## WHAT YOU HAVE TO DO
Reading the listing below, count the lines that contain the word "true" and give that count alone.

## RECORD LIST

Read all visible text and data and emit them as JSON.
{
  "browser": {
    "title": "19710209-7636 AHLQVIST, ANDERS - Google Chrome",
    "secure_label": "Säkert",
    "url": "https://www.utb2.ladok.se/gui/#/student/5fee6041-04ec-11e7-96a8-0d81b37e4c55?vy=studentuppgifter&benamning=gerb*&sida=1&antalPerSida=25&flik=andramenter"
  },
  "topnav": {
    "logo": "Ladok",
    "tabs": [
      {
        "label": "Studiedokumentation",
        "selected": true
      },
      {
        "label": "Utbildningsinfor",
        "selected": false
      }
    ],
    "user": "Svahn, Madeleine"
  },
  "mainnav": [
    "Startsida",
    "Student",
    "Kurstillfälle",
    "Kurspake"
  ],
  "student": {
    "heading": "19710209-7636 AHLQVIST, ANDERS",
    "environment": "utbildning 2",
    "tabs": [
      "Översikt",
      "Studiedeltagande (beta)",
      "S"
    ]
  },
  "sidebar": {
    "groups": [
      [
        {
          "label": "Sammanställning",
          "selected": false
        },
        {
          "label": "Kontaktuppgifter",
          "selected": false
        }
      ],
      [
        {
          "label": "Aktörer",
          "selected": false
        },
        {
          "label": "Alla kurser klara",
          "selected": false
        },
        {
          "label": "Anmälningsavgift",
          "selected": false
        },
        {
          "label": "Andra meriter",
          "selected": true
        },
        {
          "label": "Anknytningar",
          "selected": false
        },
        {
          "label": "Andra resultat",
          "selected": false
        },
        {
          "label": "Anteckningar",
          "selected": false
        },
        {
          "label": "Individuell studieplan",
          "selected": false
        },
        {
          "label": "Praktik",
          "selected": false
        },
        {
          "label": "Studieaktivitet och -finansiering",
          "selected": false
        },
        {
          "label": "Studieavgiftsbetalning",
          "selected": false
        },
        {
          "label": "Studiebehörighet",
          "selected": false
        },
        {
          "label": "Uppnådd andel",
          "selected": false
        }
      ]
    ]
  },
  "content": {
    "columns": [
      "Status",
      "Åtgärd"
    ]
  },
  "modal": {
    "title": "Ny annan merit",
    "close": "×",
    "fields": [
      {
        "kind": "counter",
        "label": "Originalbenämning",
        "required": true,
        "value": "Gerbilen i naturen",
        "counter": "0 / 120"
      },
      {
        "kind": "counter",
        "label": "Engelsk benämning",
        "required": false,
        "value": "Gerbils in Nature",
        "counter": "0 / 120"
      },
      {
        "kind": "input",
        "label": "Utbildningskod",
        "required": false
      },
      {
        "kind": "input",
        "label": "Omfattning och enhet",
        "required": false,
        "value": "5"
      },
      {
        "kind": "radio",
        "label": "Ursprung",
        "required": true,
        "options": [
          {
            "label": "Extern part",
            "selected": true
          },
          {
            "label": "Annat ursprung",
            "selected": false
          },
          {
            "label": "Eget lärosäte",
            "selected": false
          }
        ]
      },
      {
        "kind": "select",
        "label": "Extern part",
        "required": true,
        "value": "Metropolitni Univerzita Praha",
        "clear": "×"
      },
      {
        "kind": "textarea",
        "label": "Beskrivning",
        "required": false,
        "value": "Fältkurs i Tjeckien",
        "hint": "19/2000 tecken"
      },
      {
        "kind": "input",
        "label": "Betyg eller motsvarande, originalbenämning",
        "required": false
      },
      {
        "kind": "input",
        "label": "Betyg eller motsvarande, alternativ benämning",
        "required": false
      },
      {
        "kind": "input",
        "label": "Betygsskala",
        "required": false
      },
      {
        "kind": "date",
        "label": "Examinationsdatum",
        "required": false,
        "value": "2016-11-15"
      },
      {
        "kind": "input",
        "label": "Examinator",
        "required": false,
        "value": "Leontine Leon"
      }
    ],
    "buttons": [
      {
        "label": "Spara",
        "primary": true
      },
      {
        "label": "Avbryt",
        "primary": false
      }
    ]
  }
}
---
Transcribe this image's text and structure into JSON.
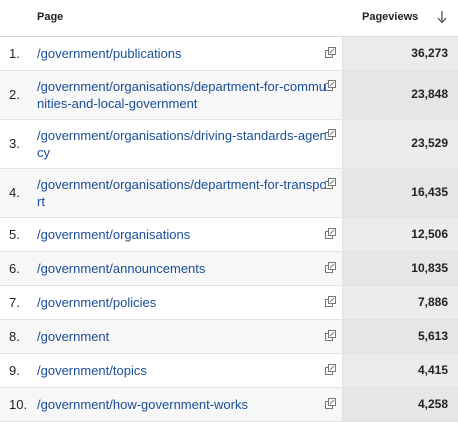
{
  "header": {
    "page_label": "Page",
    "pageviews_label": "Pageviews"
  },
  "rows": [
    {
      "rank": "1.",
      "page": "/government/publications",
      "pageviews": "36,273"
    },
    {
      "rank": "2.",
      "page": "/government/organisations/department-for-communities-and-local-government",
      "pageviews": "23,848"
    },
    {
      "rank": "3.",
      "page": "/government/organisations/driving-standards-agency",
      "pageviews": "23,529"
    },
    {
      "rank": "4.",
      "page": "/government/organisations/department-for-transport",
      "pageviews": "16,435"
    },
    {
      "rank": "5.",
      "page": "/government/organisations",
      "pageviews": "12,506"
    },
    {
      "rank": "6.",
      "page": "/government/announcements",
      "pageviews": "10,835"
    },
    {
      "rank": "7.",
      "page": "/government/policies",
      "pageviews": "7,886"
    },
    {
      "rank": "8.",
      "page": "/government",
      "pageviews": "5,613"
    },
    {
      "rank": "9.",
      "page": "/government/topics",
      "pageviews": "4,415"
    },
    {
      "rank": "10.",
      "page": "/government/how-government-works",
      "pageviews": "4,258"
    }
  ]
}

## WRITTEN ANSWER
7